--- Start of Input rows ---

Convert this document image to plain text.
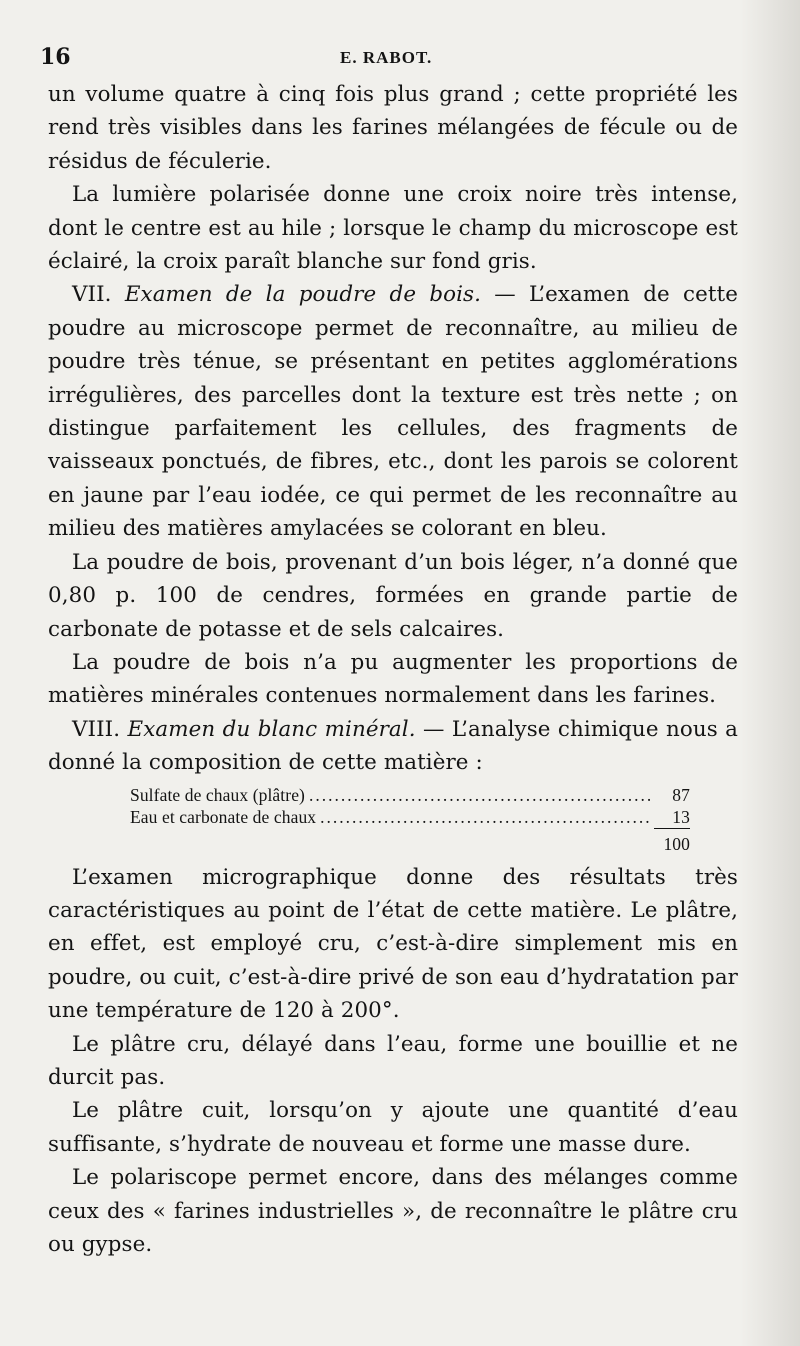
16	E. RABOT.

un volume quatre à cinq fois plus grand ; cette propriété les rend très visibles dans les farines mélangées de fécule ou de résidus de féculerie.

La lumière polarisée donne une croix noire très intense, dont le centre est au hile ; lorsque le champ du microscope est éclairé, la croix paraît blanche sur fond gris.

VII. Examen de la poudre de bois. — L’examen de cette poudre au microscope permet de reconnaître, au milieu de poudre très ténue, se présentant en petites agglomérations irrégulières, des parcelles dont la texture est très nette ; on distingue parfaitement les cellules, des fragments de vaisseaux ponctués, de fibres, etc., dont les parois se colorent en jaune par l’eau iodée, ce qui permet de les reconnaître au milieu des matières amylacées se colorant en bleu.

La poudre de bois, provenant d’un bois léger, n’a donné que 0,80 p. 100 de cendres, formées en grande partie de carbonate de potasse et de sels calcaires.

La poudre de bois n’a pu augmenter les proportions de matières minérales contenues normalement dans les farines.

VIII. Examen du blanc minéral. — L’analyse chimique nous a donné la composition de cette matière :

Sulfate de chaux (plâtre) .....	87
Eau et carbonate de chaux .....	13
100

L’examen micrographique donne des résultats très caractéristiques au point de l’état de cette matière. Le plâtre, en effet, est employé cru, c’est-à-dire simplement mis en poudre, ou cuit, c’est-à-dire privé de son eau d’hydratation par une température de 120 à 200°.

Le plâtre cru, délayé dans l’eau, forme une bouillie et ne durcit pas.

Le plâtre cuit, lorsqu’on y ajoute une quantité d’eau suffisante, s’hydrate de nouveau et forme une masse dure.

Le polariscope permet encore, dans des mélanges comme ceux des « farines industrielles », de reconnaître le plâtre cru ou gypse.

--- End of Input rows ---

Each line of the material must be retyped exactly, except that images are omitted.

Convert this document image to plain text.
16	E. RABOT.

un volume quatre à cinq fois plus grand ; cette propriété les rend très visibles dans les farines mélangées de fécule ou de résidus de féculerie.

La lumière polarisée donne une croix noire très intense, dont le centre est au hile ; lorsque le champ du microscope est éclairé, la croix paraît blanche sur fond gris.

VII. Examen de la poudre de bois. — L’examen de cette poudre au microscope permet de reconnaître, au milieu de poudre très ténue, se présentant en petites agglomérations irrégulières, des parcelles dont la texture est très nette ; on distingue parfaitement les cellules, des fragments de vaisseaux ponctués, de fibres, etc., dont les parois se colorent en jaune par l’eau iodée, ce qui permet de les reconnaître au milieu des matières amylacées se colorant en bleu.

La poudre de bois, provenant d’un bois léger, n’a donné que 0,80 p. 100 de cendres, formées en grande partie de carbonate de potasse et de sels calcaires.

La poudre de bois n’a pu augmenter les proportions de matières minérales contenues normalement dans les farines.

VIII. Examen du blanc minéral. — L’analyse chimique nous a donné la composition de cette matière :

Sulfate de chaux (plâtre) .....	87
Eau et carbonate de chaux .....	13
100

L’examen micrographique donne des résultats très caractéristiques au point de l’état de cette matière. Le plâtre, en effet, est employé cru, c’est-à-dire simplement mis en poudre, ou cuit, c’est-à-dire privé de son eau d’hydratation par une température de 120 à 200°.

Le plâtre cru, délayé dans l’eau, forme une bouillie et ne durcit pas.

Le plâtre cuit, lorsqu’on y ajoute une quantité d’eau suffisante, s’hydrate de nouveau et forme une masse dure.

Le polariscope permet encore, dans des mélanges comme ceux des « farines industrielles », de reconnaître le plâtre cru ou gypse.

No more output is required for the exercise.